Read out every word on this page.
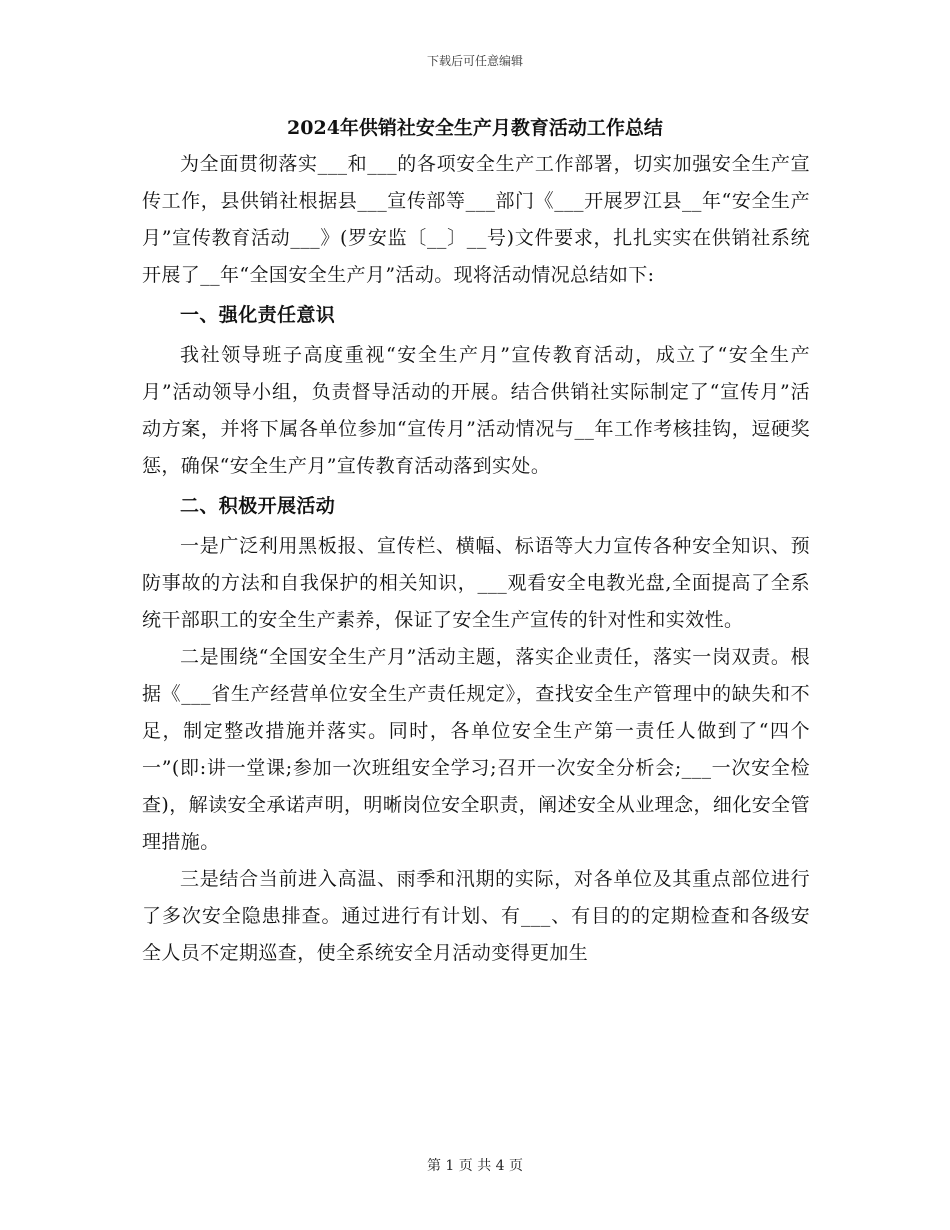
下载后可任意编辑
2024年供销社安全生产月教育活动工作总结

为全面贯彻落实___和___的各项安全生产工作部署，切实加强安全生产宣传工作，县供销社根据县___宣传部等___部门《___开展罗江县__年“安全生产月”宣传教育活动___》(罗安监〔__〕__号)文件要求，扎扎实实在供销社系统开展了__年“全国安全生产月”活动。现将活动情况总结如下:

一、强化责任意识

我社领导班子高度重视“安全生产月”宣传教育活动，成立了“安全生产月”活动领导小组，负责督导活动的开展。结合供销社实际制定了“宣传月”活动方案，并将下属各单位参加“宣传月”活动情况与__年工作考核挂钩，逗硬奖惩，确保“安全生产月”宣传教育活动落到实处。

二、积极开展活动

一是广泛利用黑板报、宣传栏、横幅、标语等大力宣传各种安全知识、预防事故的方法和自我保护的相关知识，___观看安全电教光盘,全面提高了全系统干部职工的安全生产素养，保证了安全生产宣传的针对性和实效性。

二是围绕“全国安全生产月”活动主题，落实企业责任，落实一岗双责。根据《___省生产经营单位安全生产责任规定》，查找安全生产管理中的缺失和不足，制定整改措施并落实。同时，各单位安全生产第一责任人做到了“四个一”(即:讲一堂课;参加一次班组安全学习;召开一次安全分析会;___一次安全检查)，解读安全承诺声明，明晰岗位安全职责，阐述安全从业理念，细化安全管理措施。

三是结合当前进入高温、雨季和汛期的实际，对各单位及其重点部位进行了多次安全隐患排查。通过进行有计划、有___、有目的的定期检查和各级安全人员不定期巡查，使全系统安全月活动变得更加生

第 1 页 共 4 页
^^^^^^^^
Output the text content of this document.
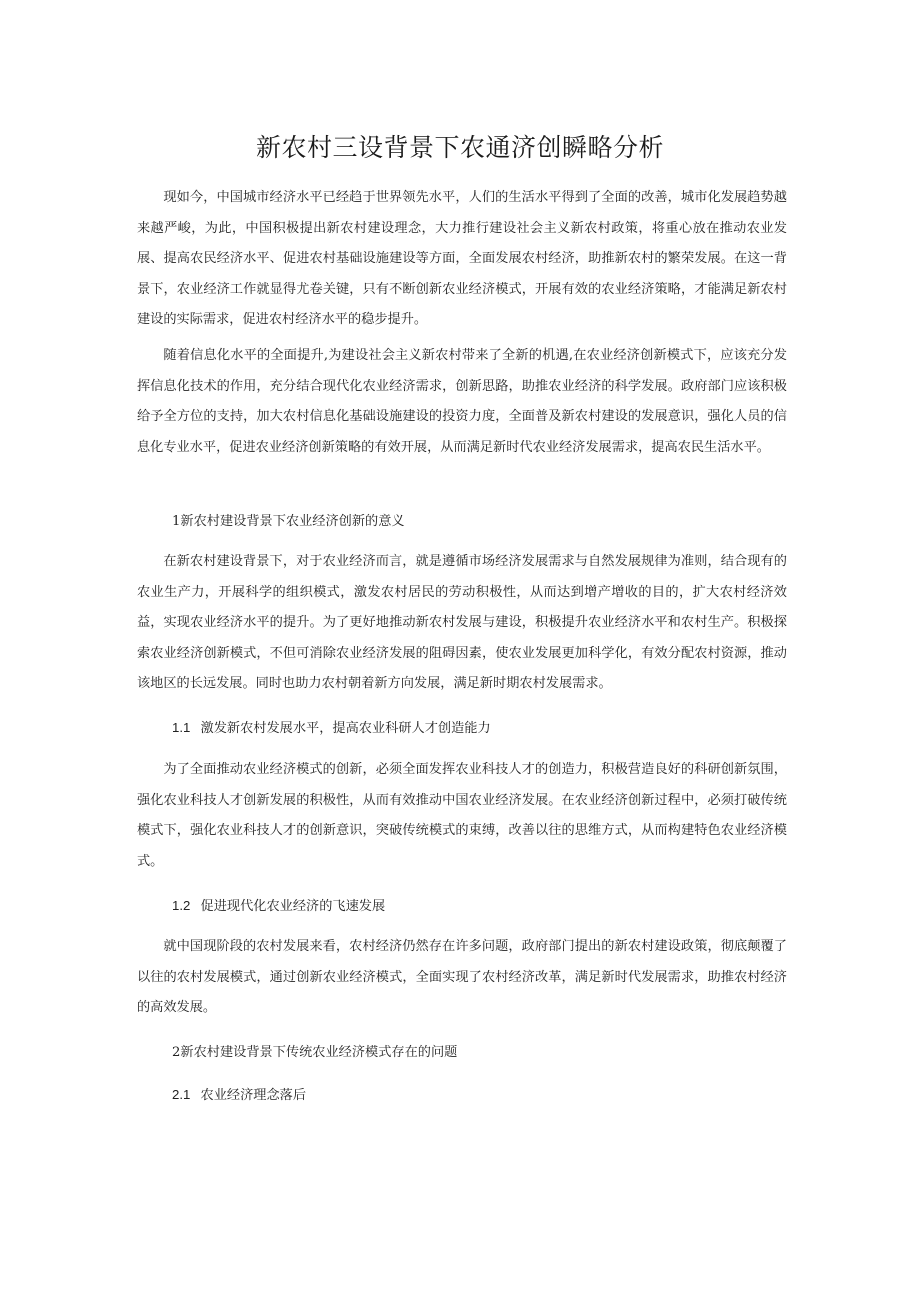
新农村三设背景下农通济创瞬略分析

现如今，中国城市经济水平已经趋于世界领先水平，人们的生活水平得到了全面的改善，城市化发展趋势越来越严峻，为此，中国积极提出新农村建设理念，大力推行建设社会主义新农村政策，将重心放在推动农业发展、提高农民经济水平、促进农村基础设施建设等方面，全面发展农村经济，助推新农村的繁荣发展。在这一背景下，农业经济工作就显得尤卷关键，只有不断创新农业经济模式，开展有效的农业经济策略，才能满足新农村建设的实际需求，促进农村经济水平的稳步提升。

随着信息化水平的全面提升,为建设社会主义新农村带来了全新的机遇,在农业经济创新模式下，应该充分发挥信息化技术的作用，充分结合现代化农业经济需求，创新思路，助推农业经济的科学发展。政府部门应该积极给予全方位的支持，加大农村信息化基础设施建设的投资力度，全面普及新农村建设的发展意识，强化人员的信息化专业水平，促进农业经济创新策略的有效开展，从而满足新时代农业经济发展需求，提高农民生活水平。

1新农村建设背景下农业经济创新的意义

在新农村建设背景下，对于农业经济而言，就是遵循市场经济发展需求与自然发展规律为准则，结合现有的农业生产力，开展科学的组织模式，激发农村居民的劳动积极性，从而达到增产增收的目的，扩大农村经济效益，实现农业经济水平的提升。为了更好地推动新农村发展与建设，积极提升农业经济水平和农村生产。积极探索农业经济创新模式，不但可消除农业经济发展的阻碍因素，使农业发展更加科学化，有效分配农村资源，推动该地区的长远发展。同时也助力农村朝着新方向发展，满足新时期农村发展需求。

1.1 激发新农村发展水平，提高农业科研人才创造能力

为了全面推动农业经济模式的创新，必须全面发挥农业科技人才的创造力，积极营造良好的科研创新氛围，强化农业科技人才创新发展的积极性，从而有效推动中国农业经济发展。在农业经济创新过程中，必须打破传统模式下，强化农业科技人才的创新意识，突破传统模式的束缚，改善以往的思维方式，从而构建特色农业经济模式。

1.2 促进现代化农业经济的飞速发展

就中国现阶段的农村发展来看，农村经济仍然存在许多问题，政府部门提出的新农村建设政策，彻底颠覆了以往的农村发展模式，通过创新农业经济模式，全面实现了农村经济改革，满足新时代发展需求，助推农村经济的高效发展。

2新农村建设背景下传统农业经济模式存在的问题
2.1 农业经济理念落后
^^^^^^^^
▸ **GOAL OF THE EXERCISE**: Copy out every line of the data that includes "全国安全生产月".

▸ **RESPONSE TO THE TASK**:
为全面贯彻落实___和___的各项安全生产工作部署，切实加强安全生产宣传工作，县供销社根据县___宣传部等___部门《___开展罗江县__年“安全生产月”宣传教育活动___》(罗安监〔__〕__号)文件要求，扎扎实实在供销社系统开展了__年“全国安全生产月”活动。现将活动情况总结如下:
二是围绕“全国安全生产月”活动主题，落实企业责任，落实一岗双责。根据《___省生产经营单位安全生产责任规定》，查找安全生产管理中的缺失和不足，制定整改措施并落实。同时，各单位安全生产第一责任人做到了“四个一”(即:讲一堂课;参加一次班组安全学习;召开一次安全分析会;___一次安全检查)，解读安全承诺声明，明晰岗位安全职责，阐述安全从业理念，细化安全管理措施。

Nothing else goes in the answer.